* Given problem *
Type out the complete listing below word for word, without its pictures.

#### Data entries ####

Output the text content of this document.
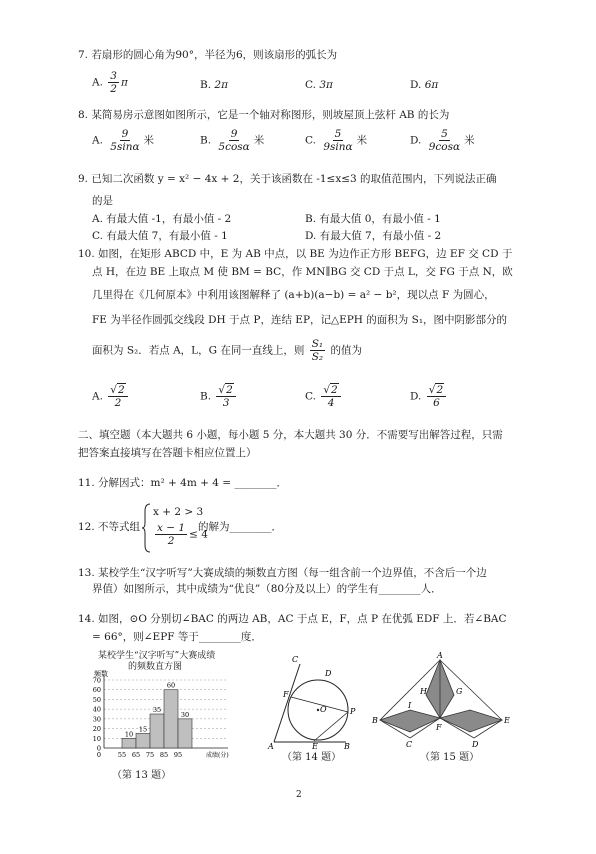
7. 若扇形的圆心角为90°，半径为6，则该扇形的弧长为
A. $\frac{3}{2}$ π	B. 2π	C. 3π	D. 6π
8. 某简易房示意图如图所示，它是一个轴对称图形，则坡屋顶上弦杆 AB 的长为
A. $\frac{9}{5\sin\alpha}$ 米	B. $\frac{9}{5\cos\alpha}$ 米	C. $\frac{5}{9\sin\alpha}$ 米	D. $\frac{5}{9\cos\alpha}$ 米
9. 已知二次函数 y = x² − 4x + 2，关于该函数在 -1≤x≤3 的取值范围内，下列说法正确
的是
A. 有最大值 -1，有最小值 - 2	B. 有最大值 0，有最小值 - 1
C. 有最大值 7，有最小值 - 1	D. 有最大值 7，有最小值 - 2
10. 如图，在矩形 ABCD 中，E 为 AB 中点，以 BE 为边作正方形 BEFG，边 EF 交 CD 于
点 H，在边 BE 上取点 M 使 BM = BC，作 MN∥BG 交 CD 于点 L，交 FG 于点 N，欧
几里得在《几何原本》中利用该图解释了 (a+b)(a−b) = a² − b²，现以点 F 为圆心，
FE 为半径作圆弧交线段 DH 于点 P，连结 EP，记△EPH 的面积为 S₁，图中阴影部分的
面积为 S₂．若点 A，L，G 在同一直线上，则 $\frac{\text{S₁}}{\text{S₂}}$ 的值为
A. $\frac{√2}{2}$	B. $\frac{√2}{3}$	C. $\frac{√2}{4}$	D. $\frac{√2}{6}$
二、填空题（本大题共 6 小题，每小题 5 分，本大题共 30 分．不需要写出解答过程，只需
把答案直接填写在答题卡相应位置上）
11. 分解因式：m² + 4m + 4 = ________．
12. 不等式组
x + 2 > 3
$\frac{x - 1}{2} \le 4$
的解为________．
13. 某校学生“汉字听写”大赛成绩的频数直方图（每一组含前一个边界值，不含后一个边
界值）如图所示，其中成绩为“优良”（80分及以上）的学生有________人．
14. 如图，⊙O 分别切∠BAC 的两边 AB，AC 于点 E，F，点 P 在优弧 EDF 上．若∠BAC
= 66°，则∠EPF 等于________度．
某校学生“汉字听写”大赛成绩
的频数直方图
频数
0
10
20
30
40
50
60
70
10
15
35
60
30
55 65 75 85 95
0	成绩(分)
（第 13 题）
C
D
F
O	P
A	E	B
（第 14 题）
A
H	G
B
I
F
E
C	D
（第 15 题）
2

####

* Full solution *
Output the text content of this document.
7. 若扇形的圆心角为90°，半径为6，则该扇形的弧长为
A. $\frac{3}{2}$ π	B. 2π	C. 3π	D. 6π
8. 某简易房示意图如图所示，它是一个轴对称图形，则坡屋顶上弦杆 AB 的长为
A. $\frac{9}{5\sin\alpha}$ 米	B. $\frac{9}{5\cos\alpha}$ 米	C. $\frac{5}{9\sin\alpha}$ 米	D. $\frac{5}{9\cos\alpha}$ 米
9. 已知二次函数 y = x² − 4x + 2，关于该函数在 -1≤x≤3 的取值范围内，下列说法正确
的是
A. 有最大值 -1，有最小值 - 2	B. 有最大值 0，有最小值 - 1
C. 有最大值 7，有最小值 - 1	D. 有最大值 7，有最小值 - 2
10. 如图，在矩形 ABCD 中，E 为 AB 中点，以 BE 为边作正方形 BEFG，边 EF 交 CD 于
点 H，在边 BE 上取点 M 使 BM = BC，作 MN∥BG 交 CD 于点 L，交 FG 于点 N，欧
几里得在《几何原本》中利用该图解释了 (a+b)(a−b) = a² − b²，现以点 F 为圆心，
FE 为半径作圆弧交线段 DH 于点 P，连结 EP，记△EPH 的面积为 S₁，图中阴影部分的
面积为 S₂．若点 A，L，G 在同一直线上，则 $\frac{\text{S₁}}{\text{S₂}}$ 的值为
A. $\frac{√2}{2}$	B. $\frac{√2}{3}$	C. $\frac{√2}{4}$	D. $\frac{√2}{6}$
二、填空题（本大题共 6 小题，每小题 5 分，本大题共 30 分．不需要写出解答过程，只需
把答案直接填写在答题卡相应位置上）
11. 分解因式：m² + 4m + 4 = ________．
12. 不等式组
x + 2 > 3
$\frac{x - 1}{2} \le 4$
的解为________．
13. 某校学生“汉字听写”大赛成绩的频数直方图（每一组含前一个边界值，不含后一个边
界值）如图所示，其中成绩为“优良”（80分及以上）的学生有________人．
14. 如图，⊙O 分别切∠BAC 的两边 AB，AC 于点 E，F，点 P 在优弧 EDF 上．若∠BAC
= 66°，则∠EPF 等于________度．
某校学生“汉字听写”大赛成绩
的频数直方图
频数
0
10
20
30
40
50
60
70
10
15
35
60
30
55 65 75 85 95
0	成绩(分)
（第 13 题）
C
D
F
O	P
A	E	B
（第 14 题）
A
H	G
B
I
F
E
C	D
（第 15 题）
2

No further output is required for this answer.